De fait, les meilleurs moments de Beau Travail sont des moments de cinéma pur: des scènes d’exercices militaires réglées comme des ballets érotiques (la réalisatrice a d’ailleurs travaillé ces scènes avec le chorégraphe Bernardo Montet); des séquences quasidocumentaires sur Djibouti, les discothèques locales et la vie quotidienne des légionnaires; et des instants où la cinéaste parvient à saisir l’émergence du désir dans les yeux d’un soldat qui cherche à le réprimer, ou encore les battements d’une artère dans le bras d’un autre au moment où il songe à se suicider.
Pour ces moments de grâce (rares mais puissants), pour le jeu extraordinairement hanté de Denis Lavant, et pour la lumière magnifique (à la fois âpre et sensuelle) d’Agnès Godard, on s’accroche à ce film apparemment linéaire et pourtant curieusement éparpillé, qui semble un peu long malgré ses quatre-vingt-dix minutes.

■ À FAIRE: Reproduisez intégralement et à l'identique l'extrait ci-dessus consacré à Beau Travail.

■ DONNÉES FOURNIES:

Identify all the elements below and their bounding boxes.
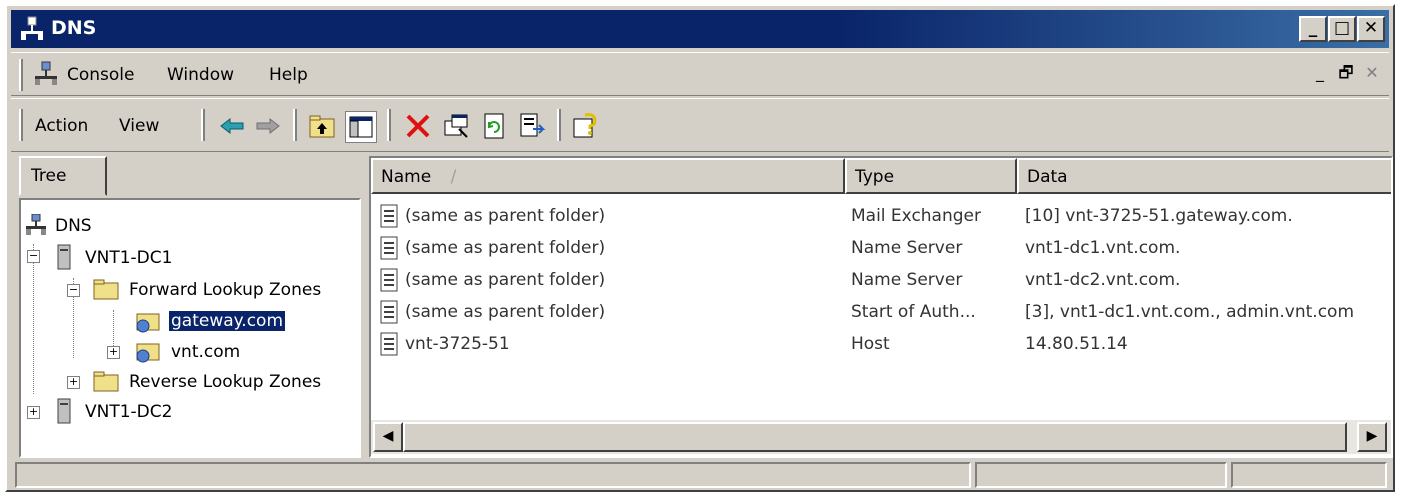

■ RÉPONSE RÉDIGÉE:
De fait, les meilleurs moments de Beau Travail sont des moments de cinéma pur: des scènes d’exercices militaires réglées comme des ballets érotiques (la réalisatrice a d’ailleurs travaillé ces scènes avec le chorégraphe Bernardo Montet); des séquences quasidocumentaires sur Djibouti, les discothèques locales et la vie quotidienne des légionnaires; et des instants où la cinéaste parvient à saisir l’émergence du désir dans les yeux d’un soldat qui cherche à le réprimer, ou encore les battements d’une artère dans le bras d’un autre au moment où il songe à se suicider.
Pour ces moments de grâce (rares mais puissants), pour le jeu extraordinairement hanté de Denis Lavant, et pour la lumière magnifique (à la fois âpre et sensuelle) d’Agnès Godard, on s’accroche à ce film apparemment linéaire et pourtant curieusement éparpillé, qui semble un peu long malgré ses quatre-vingt-dix minutes.